§ Problem description
Leaving the pictures aside, transcribe every line below exactly.

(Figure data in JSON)
___

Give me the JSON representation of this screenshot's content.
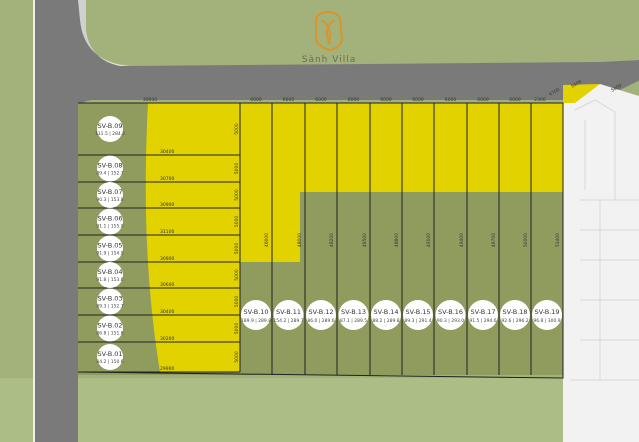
{
  "brand": {
    "name": "Sành Villa",
    "logo": "S-monogram-shield",
    "logo_color": "#d9952b"
  },
  "colors": {
    "background": "#a3b27a",
    "road": "#7a7a7a",
    "sold_lot": "#8f9c5e",
    "available_area": "#e2d300",
    "neighbor": "#f2f2f2"
  },
  "top_dimensions": {
    "main": "30000",
    "segments": [
      "6000",
      "6000",
      "6000",
      "6000",
      "6000",
      "6000",
      "6000",
      "6000",
      "6000",
      "2300"
    ],
    "corner": [
      "4700",
      "5800",
      "5800"
    ]
  },
  "left_lots": [
    {
      "id": "SV-B.09",
      "area": "131.5",
      "perimeter": "284.2",
      "width": "30400",
      "depth": "5000"
    },
    {
      "id": "SV-B.08",
      "area": "89.4",
      "perimeter": "152.7",
      "width": "30700",
      "depth": "5000"
    },
    {
      "id": "SV-B.07",
      "area": "90.3",
      "perimeter": "153.8",
      "width": "30900",
      "depth": "5000"
    },
    {
      "id": "SV-B.06",
      "area": "91.1",
      "perimeter": "155.0",
      "width": "31100",
      "depth": "5000"
    },
    {
      "id": "SV-B.05",
      "area": "91.9",
      "perimeter": "154.9",
      "width": "30900",
      "depth": "5000"
    },
    {
      "id": "SV-B.04",
      "area": "91.8",
      "perimeter": "153.6",
      "width": "30600",
      "depth": "5000"
    },
    {
      "id": "SV-B.03",
      "area": "89.3",
      "perimeter": "152.7",
      "width": "30400",
      "depth": "5000"
    },
    {
      "id": "SV-B.02",
      "area": "86.8",
      "perimeter": "151.6",
      "width": "30200",
      "depth": "5000"
    },
    {
      "id": "SV-B.01",
      "area": "84.2",
      "perimeter": "150.6",
      "width": "29900",
      "depth": "5000"
    }
  ],
  "right_lots": [
    {
      "id": "SV-B.10",
      "area": "189.9",
      "perimeter": "289.8",
      "depth": "46000"
    },
    {
      "id": "SV-B.11",
      "area": "154.2",
      "perimeter": "289.7",
      "depth": "48000"
    },
    {
      "id": "SV-B.12",
      "area": "86.0",
      "perimeter": "289.6",
      "depth": "48200"
    },
    {
      "id": "SV-B.13",
      "area": "87.1",
      "perimeter": "289.5",
      "depth": "48500"
    },
    {
      "id": "SV-B.14",
      "area": "88.2",
      "perimeter": "289.8",
      "depth": "48800"
    },
    {
      "id": "SV-B.15",
      "area": "89.3",
      "perimeter": "291.4",
      "depth": "49100"
    },
    {
      "id": "SV-B.16",
      "area": "90.3",
      "perimeter": "293.0",
      "depth": "49400"
    },
    {
      "id": "SV-B.17",
      "area": "91.5",
      "perimeter": "294.6",
      "depth": "49700"
    },
    {
      "id": "SV-B.18",
      "area": "92.6",
      "perimeter": "296.2",
      "depth": "50000"
    },
    {
      "id": "SV-B.19",
      "area": "96.8",
      "perimeter": "300.9",
      "depth": "51400"
    }
  ]
}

___

§ Written solution
Give me the JSON representation of this screenshot's content.
{
  "brand": {
    "name": "Sành Villa",
    "logo": "S-monogram-shield",
    "logo_color": "#d9952b"
  },
  "colors": {
    "background": "#a3b27a",
    "road": "#7a7a7a",
    "sold_lot": "#8f9c5e",
    "available_area": "#e2d300",
    "neighbor": "#f2f2f2"
  },
  "top_dimensions": {
    "main": "30000",
    "segments": [
      "6000",
      "6000",
      "6000",
      "6000",
      "6000",
      "6000",
      "6000",
      "6000",
      "6000",
      "2300"
    ],
    "corner": [
      "4700",
      "5800",
      "5800"
    ]
  },
  "left_lots": [
    {
      "id": "SV-B.09",
      "area": "131.5",
      "perimeter": "284.2",
      "width": "30400",
      "depth": "5000"
    },
    {
      "id": "SV-B.08",
      "area": "89.4",
      "perimeter": "152.7",
      "width": "30700",
      "depth": "5000"
    },
    {
      "id": "SV-B.07",
      "area": "90.3",
      "perimeter": "153.8",
      "width": "30900",
      "depth": "5000"
    },
    {
      "id": "SV-B.06",
      "area": "91.1",
      "perimeter": "155.0",
      "width": "31100",
      "depth": "5000"
    },
    {
      "id": "SV-B.05",
      "area": "91.9",
      "perimeter": "154.9",
      "width": "30900",
      "depth": "5000"
    },
    {
      "id": "SV-B.04",
      "area": "91.8",
      "perimeter": "153.6",
      "width": "30600",
      "depth": "5000"
    },
    {
      "id": "SV-B.03",
      "area": "89.3",
      "perimeter": "152.7",
      "width": "30400",
      "depth": "5000"
    },
    {
      "id": "SV-B.02",
      "area": "86.8",
      "perimeter": "151.6",
      "width": "30200",
      "depth": "5000"
    },
    {
      "id": "SV-B.01",
      "area": "84.2",
      "perimeter": "150.6",
      "width": "29900",
      "depth": "5000"
    }
  ],
  "right_lots": [
    {
      "id": "SV-B.10",
      "area": "189.9",
      "perimeter": "289.8",
      "depth": "46000"
    },
    {
      "id": "SV-B.11",
      "area": "154.2",
      "perimeter": "289.7",
      "depth": "48000"
    },
    {
      "id": "SV-B.12",
      "area": "86.0",
      "perimeter": "289.6",
      "depth": "48200"
    },
    {
      "id": "SV-B.13",
      "area": "87.1",
      "perimeter": "289.5",
      "depth": "48500"
    },
    {
      "id": "SV-B.14",
      "area": "88.2",
      "perimeter": "289.8",
      "depth": "48800"
    },
    {
      "id": "SV-B.15",
      "area": "89.3",
      "perimeter": "291.4",
      "depth": "49100"
    },
    {
      "id": "SV-B.16",
      "area": "90.3",
      "perimeter": "293.0",
      "depth": "49400"
    },
    {
      "id": "SV-B.17",
      "area": "91.5",
      "perimeter": "294.6",
      "depth": "49700"
    },
    {
      "id": "SV-B.18",
      "area": "92.6",
      "perimeter": "296.2",
      "depth": "50000"
    },
    {
      "id": "SV-B.19",
      "area": "96.8",
      "perimeter": "300.9",
      "depth": "51400"
    }
  ]
}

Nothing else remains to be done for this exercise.